GIVEN EXERCISE:
Output all the entries word for word. Omit the pictures.

== DATASET RECORDS

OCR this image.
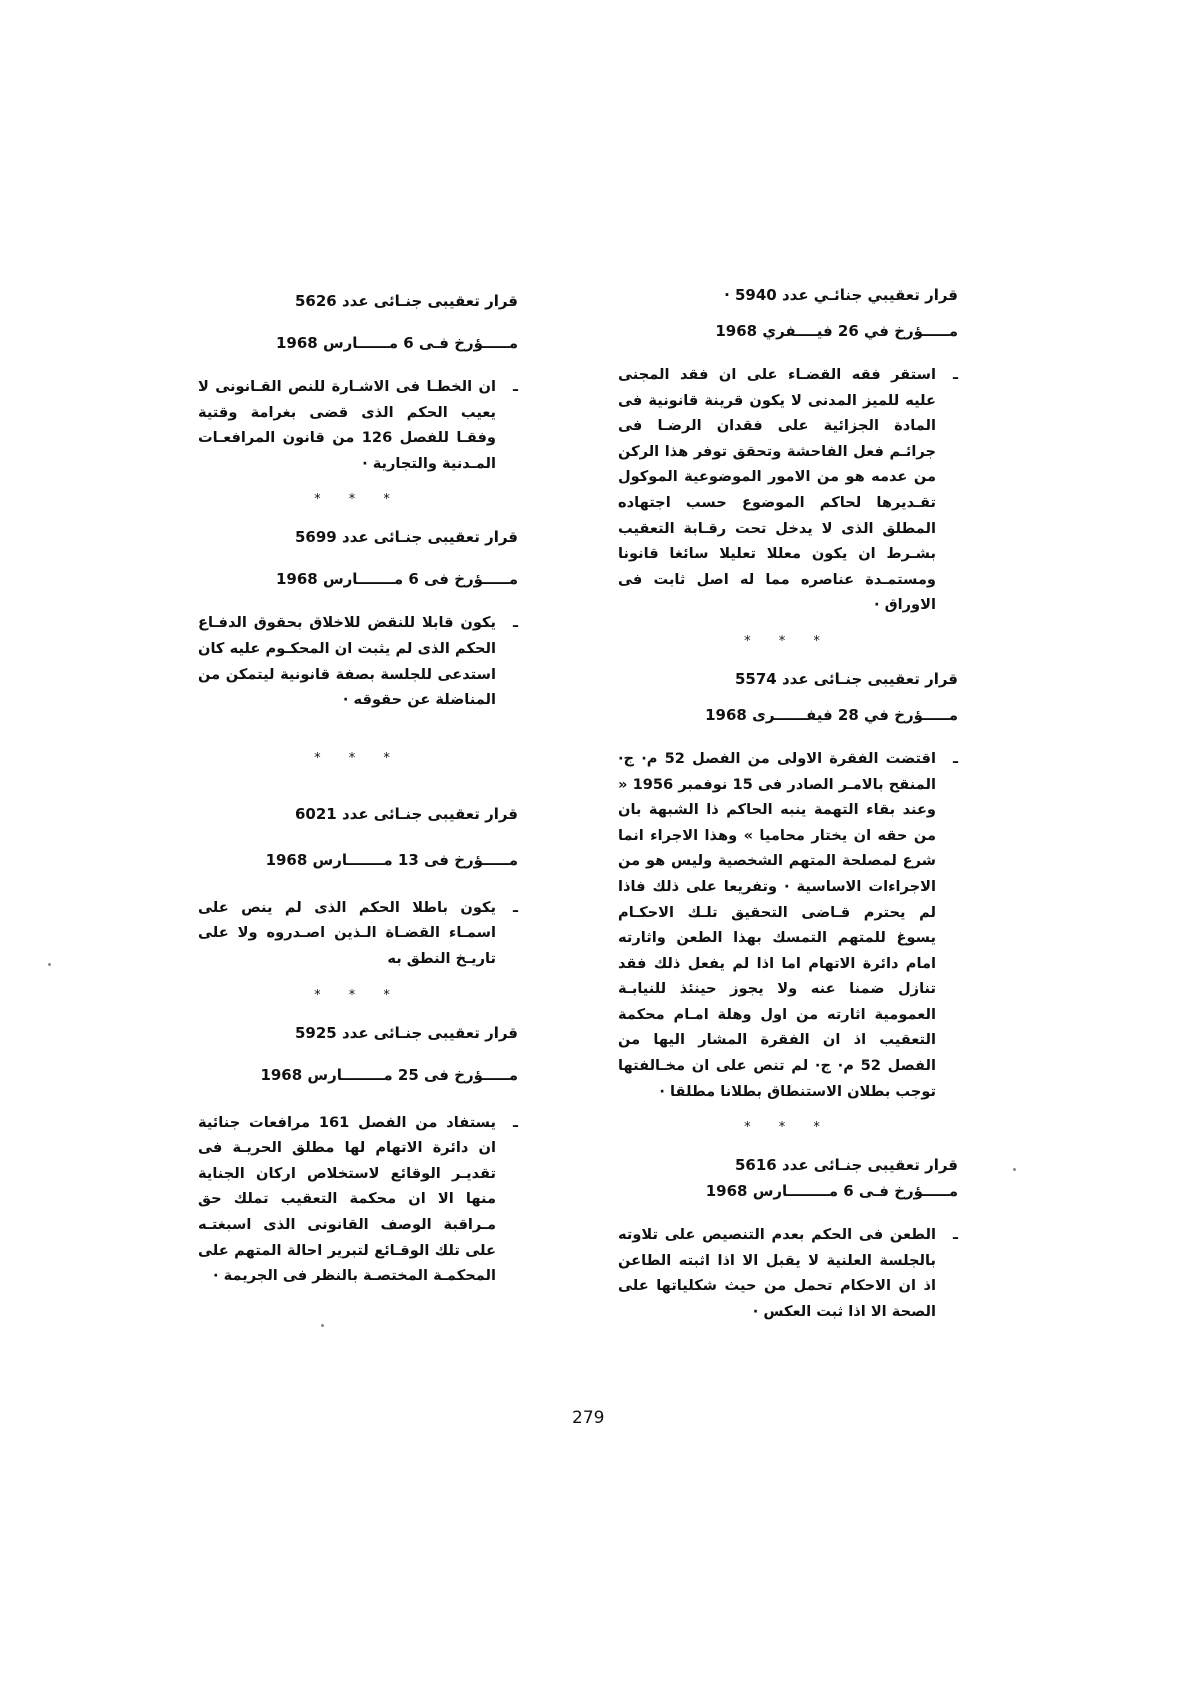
قرار تعقيبي جنائـي عدد 5940 ·
مـــــؤرخ في 26 فيــــفري 1968
ـ
استقر فقه القضـاء على ان فقد المجنى عليه للميز المدنى لا يكون قرينة قانونية فى المادة الجزائية على فقدان الرضـا فى جرائـم فعل الفاحشة وتحقق توفر هذا الركن من عدمه هو من الامور الموضوعية الموكول تقـديرها لحاكم الموضوع حسب اجتهاده المطلق الذى لا يدخل تحت رقـابة التعقيب بشـرط ان يكون معللا تعليلا سائغا قانونا ومستمـدة عناصره مما له اصل ثابت فى الاوراق ·
* * *
قرار تعقيبى جنـائى عدد 5574
مـــــؤرخ في 28 فيفــــــرى 1968
ـ
اقتضت الفقرة الاولى من الفصل 52 م· ج· المنقح بالامـر الصادر فى 15 نوفمبر 1956 « وعند بقاء التهمة ينبه الحاكم ذا الشبهة بان من حقه ان يختار محاميا » وهذا الاجراء انما شرع لمصلحة المتهم الشخصية وليس هو من الاجراءات الاساسية · وتفريعا على ذلك فاذا لم يحترم قـاضى التحقيق تلـك الاحكـام يسوغ للمتهم التمسك بهذا الطعن واثارته امام دائرة الاتهام اما اذا لم يفعل ذلك فقد تنازل ضمنا عنه ولا يجوز حينئذ للنيابـة العمومية اثارته من اول وهلة امـام محكمة التعقيب اذ ان الفقرة المشار اليها من الفصل 52 م· ج· لم تنص على ان مخـالفتها توجب بطلان الاستنطاق بطلانا مطلقا ·
* * *
قرار تعقيبى جنـائى عدد 5616
مـــــؤرخ فـى 6 مــــــــارس 1968
ـ
الطعن فى الحكم بعدم التنصيص على تلاوته بالجلسة العلنية لا يقبل الا اذا اثبته الطاعن اذ ان الاحكام تحمل من حيث شكلياتها على الصحة الا اذا ثبت العكس ·
قرار تعقيبى جنـائى عدد 5626
مـــــؤرخ فـى 6 مــــــارس 1968
ـ
ان الخطـا فى الاشـارة للنص القـانونى لا يعيب الحكم الذى قضى بغرامة وقتية وفقـا للفصل 126 من قانون المرافعـات المـدنية والتجارية ·
* * *
قرار تعقيبى جنـائى عدد 5699
مـــــؤرخ فى 6 مـــــــارس 1968
ـ
يكون قابلا للنقض للاخلاق بحقوق الدفـاع الحكم الذى لم يثبت ان المحكـوم عليه كان استدعى للجلسة بصفة قانونية ليتمكن من المناضلة عن حقوقه ·
* * *
قرار تعقيبى جنـائى عدد 6021
مـــــؤرخ فى 13 مـــــــارس 1968
ـ
يكون باطلا الحكم الذى لم ينص على اسمـاء القضـاة الـذين اصـدروه ولا على تاريـخ النطق به
* * *
قرار تعقيبى جنـائى عدد 5925
مـــــؤرخ فى 25 مــــــــارس 1968
ـ
يستفاد من الفصل 161 مرافعات جنائية ان دائرة الاتهام لها مطلق الحريـة فى تقديـر الوقائع لاستخلاص اركان الجناية منها الا ان محكمة التعقيب تملك حق مـراقبة الوصف القانونى الذى اسبغتـه على تلك الوقـائع لتبرير احالة المتهم على المحكمـة المختصـة بالنظر فى الجريمة ·
279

====

PROBLEM SOLUTION:
OCR this image.
قرار تعقيبي جنائـي عدد 5940 ·
مـــــؤرخ في 26 فيــــفري 1968
ـ
استقر فقه القضـاء على ان فقد المجنى عليه للميز المدنى لا يكون قرينة قانونية فى المادة الجزائية على فقدان الرضـا فى جرائـم فعل الفاحشة وتحقق توفر هذا الركن من عدمه هو من الامور الموضوعية الموكول تقـديرها لحاكم الموضوع حسب اجتهاده المطلق الذى لا يدخل تحت رقـابة التعقيب بشـرط ان يكون معللا تعليلا سائغا قانونا ومستمـدة عناصره مما له اصل ثابت فى الاوراق ·
* * *
قرار تعقيبى جنـائى عدد 5574
مـــــؤرخ في 28 فيفــــــرى 1968
ـ
اقتضت الفقرة الاولى من الفصل 52 م· ج· المنقح بالامـر الصادر فى 15 نوفمبر 1956 « وعند بقاء التهمة ينبه الحاكم ذا الشبهة بان من حقه ان يختار محاميا » وهذا الاجراء انما شرع لمصلحة المتهم الشخصية وليس هو من الاجراءات الاساسية · وتفريعا على ذلك فاذا لم يحترم قـاضى التحقيق تلـك الاحكـام يسوغ للمتهم التمسك بهذا الطعن واثارته امام دائرة الاتهام اما اذا لم يفعل ذلك فقد تنازل ضمنا عنه ولا يجوز حينئذ للنيابـة العمومية اثارته من اول وهلة امـام محكمة التعقيب اذ ان الفقرة المشار اليها من الفصل 52 م· ج· لم تنص على ان مخـالفتها توجب بطلان الاستنطاق بطلانا مطلقا ·
* * *
قرار تعقيبى جنـائى عدد 5616
مـــــؤرخ فـى 6 مــــــــارس 1968
ـ
الطعن فى الحكم بعدم التنصيص على تلاوته بالجلسة العلنية لا يقبل الا اذا اثبته الطاعن اذ ان الاحكام تحمل من حيث شكلياتها على الصحة الا اذا ثبت العكس ·
قرار تعقيبى جنـائى عدد 5626
مـــــؤرخ فـى 6 مــــــارس 1968
ـ
ان الخطـا فى الاشـارة للنص القـانونى لا يعيب الحكم الذى قضى بغرامة وقتية وفقـا للفصل 126 من قانون المرافعـات المـدنية والتجارية ·
* * *
قرار تعقيبى جنـائى عدد 5699
مـــــؤرخ فى 6 مـــــــارس 1968
ـ
يكون قابلا للنقض للاخلاق بحقوق الدفـاع الحكم الذى لم يثبت ان المحكـوم عليه كان استدعى للجلسة بصفة قانونية ليتمكن من المناضلة عن حقوقه ·
* * *
قرار تعقيبى جنـائى عدد 6021
مـــــؤرخ فى 13 مـــــــارس 1968
ـ
يكون باطلا الحكم الذى لم ينص على اسمـاء القضـاة الـذين اصـدروه ولا على تاريـخ النطق به
* * *
قرار تعقيبى جنـائى عدد 5925
مـــــؤرخ فى 25 مــــــــارس 1968
ـ
يستفاد من الفصل 161 مرافعات جنائية ان دائرة الاتهام لها مطلق الحريـة فى تقديـر الوقائع لاستخلاص اركان الجناية منها الا ان محكمة التعقيب تملك حق مـراقبة الوصف القانونى الذى اسبغتـه على تلك الوقـائع لتبرير احالة المتهم على المحكمـة المختصـة بالنظر فى الجريمة ·
279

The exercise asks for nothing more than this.